[Dataset entries]
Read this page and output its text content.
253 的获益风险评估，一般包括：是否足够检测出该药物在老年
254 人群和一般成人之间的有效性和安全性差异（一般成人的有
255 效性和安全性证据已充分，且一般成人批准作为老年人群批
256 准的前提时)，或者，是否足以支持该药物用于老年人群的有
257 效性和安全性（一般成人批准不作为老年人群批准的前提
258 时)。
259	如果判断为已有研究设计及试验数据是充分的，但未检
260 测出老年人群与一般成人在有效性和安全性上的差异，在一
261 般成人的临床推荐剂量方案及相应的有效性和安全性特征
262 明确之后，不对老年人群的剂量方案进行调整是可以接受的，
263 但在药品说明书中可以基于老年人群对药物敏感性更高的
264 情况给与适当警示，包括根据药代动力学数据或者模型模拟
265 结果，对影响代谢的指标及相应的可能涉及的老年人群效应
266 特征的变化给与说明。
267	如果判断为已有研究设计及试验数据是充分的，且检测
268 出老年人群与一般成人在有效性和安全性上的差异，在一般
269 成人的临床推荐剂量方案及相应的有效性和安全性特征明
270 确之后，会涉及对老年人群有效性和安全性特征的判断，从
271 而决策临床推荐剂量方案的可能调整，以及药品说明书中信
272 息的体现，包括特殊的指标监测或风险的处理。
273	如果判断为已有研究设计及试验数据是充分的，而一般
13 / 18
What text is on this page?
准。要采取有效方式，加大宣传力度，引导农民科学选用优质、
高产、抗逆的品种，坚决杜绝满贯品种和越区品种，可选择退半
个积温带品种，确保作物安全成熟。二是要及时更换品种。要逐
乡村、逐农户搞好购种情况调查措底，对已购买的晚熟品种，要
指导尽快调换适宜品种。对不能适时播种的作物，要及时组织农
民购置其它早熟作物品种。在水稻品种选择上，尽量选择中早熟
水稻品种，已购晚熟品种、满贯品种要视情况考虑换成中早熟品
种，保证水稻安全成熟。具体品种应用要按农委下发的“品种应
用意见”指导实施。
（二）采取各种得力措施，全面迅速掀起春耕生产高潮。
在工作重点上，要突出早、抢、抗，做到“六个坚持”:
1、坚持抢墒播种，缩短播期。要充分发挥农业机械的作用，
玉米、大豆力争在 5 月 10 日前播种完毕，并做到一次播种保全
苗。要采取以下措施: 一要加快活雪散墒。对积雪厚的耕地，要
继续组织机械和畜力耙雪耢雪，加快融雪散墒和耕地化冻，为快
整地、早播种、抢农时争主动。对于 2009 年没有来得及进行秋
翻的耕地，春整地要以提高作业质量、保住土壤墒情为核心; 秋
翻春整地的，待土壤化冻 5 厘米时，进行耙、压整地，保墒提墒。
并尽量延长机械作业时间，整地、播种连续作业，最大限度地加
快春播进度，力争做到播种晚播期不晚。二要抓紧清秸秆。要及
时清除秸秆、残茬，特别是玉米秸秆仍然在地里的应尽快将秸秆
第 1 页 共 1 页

▶ THE TASK: Print exactly the lines from the one with "What text is on this page?" through the end of the data, inclusive.

▶ EXERCISE SOLUTION:
What text is on this page?
准。要采取有效方式，加大宣传力度，引导农民科学选用优质、
高产、抗逆的品种，坚决杜绝满贯品种和越区品种，可选择退半
个积温带品种，确保作物安全成熟。二是要及时更换品种。要逐
乡村、逐农户搞好购种情况调查措底，对已购买的晚熟品种，要
指导尽快调换适宜品种。对不能适时播种的作物，要及时组织农
民购置其它早熟作物品种。在水稻品种选择上，尽量选择中早熟
水稻品种，已购晚熟品种、满贯品种要视情况考虑换成中早熟品
种，保证水稻安全成熟。具体品种应用要按农委下发的“品种应
用意见”指导实施。
（二）采取各种得力措施，全面迅速掀起春耕生产高潮。
在工作重点上，要突出早、抢、抗，做到“六个坚持”:
1、坚持抢墒播种，缩短播期。要充分发挥农业机械的作用，
玉米、大豆力争在 5 月 10 日前播种完毕，并做到一次播种保全
苗。要采取以下措施: 一要加快活雪散墒。对积雪厚的耕地，要
继续组织机械和畜力耙雪耢雪，加快融雪散墒和耕地化冻，为快
整地、早播种、抢农时争主动。对于 2009 年没有来得及进行秋
翻的耕地，春整地要以提高作业质量、保住土壤墒情为核心; 秋
翻春整地的，待土壤化冻 5 厘米时，进行耙、压整地，保墒提墒。
并尽量延长机械作业时间，整地、播种连续作业，最大限度地加
快春播进度，力争做到播种晚播期不晚。二要抓紧清秸秆。要及
时清除秸秆、残茬，特别是玉米秸秆仍然在地里的应尽快将秸秆
第 1 页 共 1 页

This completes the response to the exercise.